[Records of where elements appear]
-- START --

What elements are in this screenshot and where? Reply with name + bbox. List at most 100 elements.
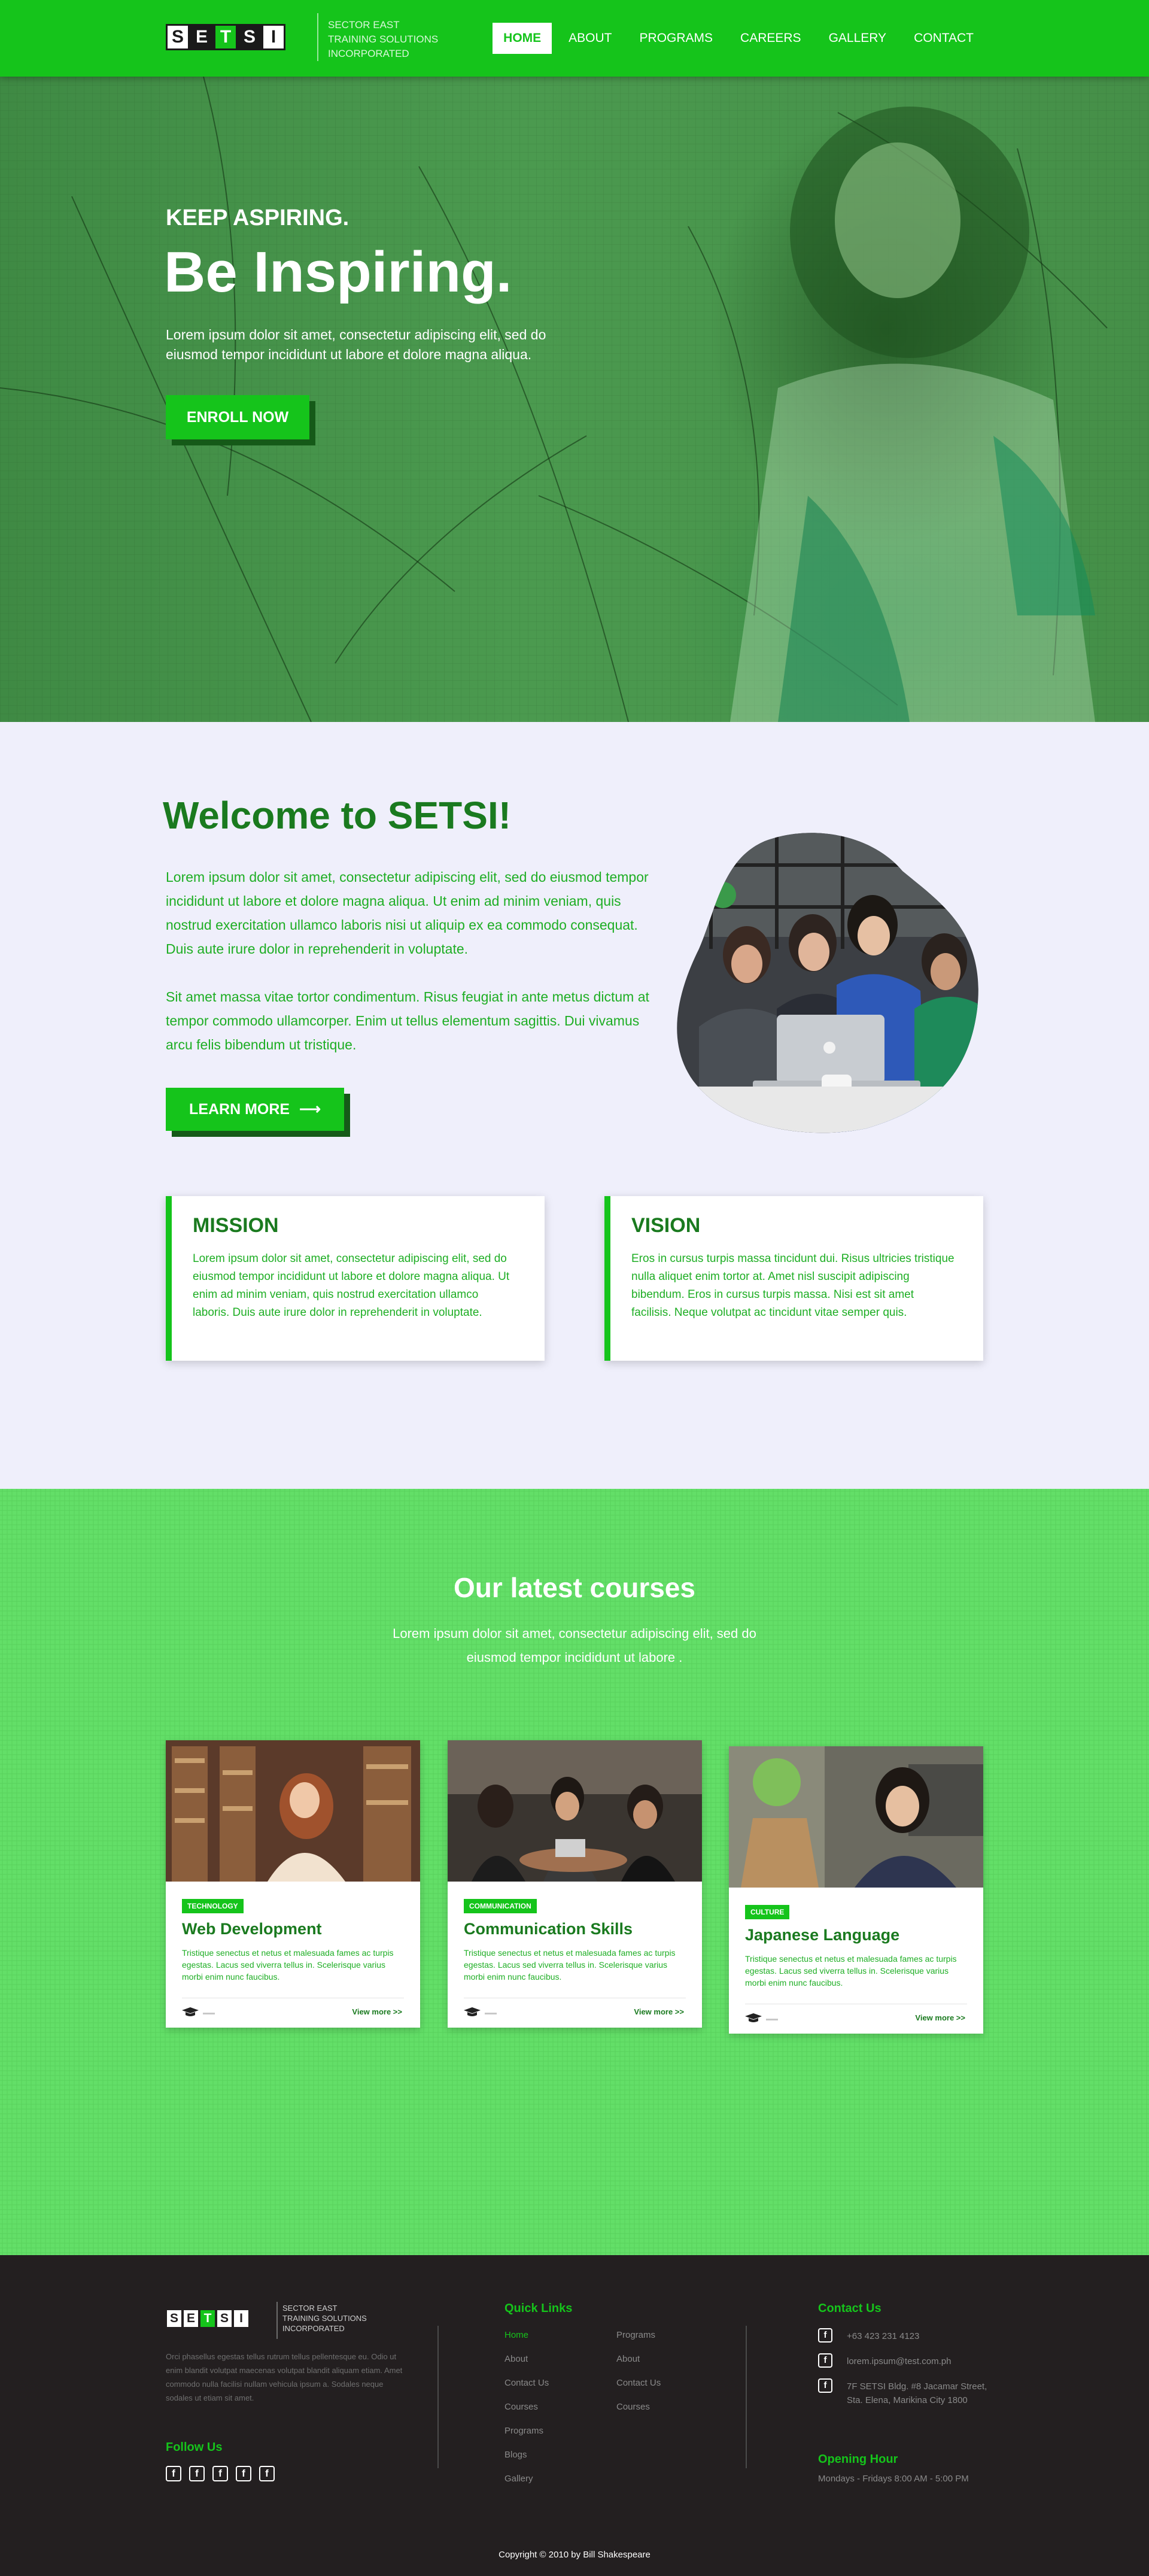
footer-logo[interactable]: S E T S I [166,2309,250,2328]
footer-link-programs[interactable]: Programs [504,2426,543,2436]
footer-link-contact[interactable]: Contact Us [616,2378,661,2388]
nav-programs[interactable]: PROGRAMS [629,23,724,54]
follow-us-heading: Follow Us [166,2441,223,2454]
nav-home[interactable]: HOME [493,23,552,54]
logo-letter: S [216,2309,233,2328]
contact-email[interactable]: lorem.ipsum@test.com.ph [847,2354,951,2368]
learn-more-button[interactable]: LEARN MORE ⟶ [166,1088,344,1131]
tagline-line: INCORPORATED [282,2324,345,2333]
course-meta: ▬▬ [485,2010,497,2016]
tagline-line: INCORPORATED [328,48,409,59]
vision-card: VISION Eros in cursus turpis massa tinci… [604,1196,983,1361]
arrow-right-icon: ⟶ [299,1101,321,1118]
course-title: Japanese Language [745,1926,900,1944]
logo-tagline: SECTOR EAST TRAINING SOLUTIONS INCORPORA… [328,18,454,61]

-- END --

■ **Task prompt**: Select every line in the rows above that contains the string "footer", counting only matches with the same case.

■ **Completed exercise**:
footer-logo[interactable]: S E T S I [166,2309,250,2328]
footer-link-programs[interactable]: Programs [504,2426,543,2436]
footer-link-contact[interactable]: Contact Us [616,2378,661,2388]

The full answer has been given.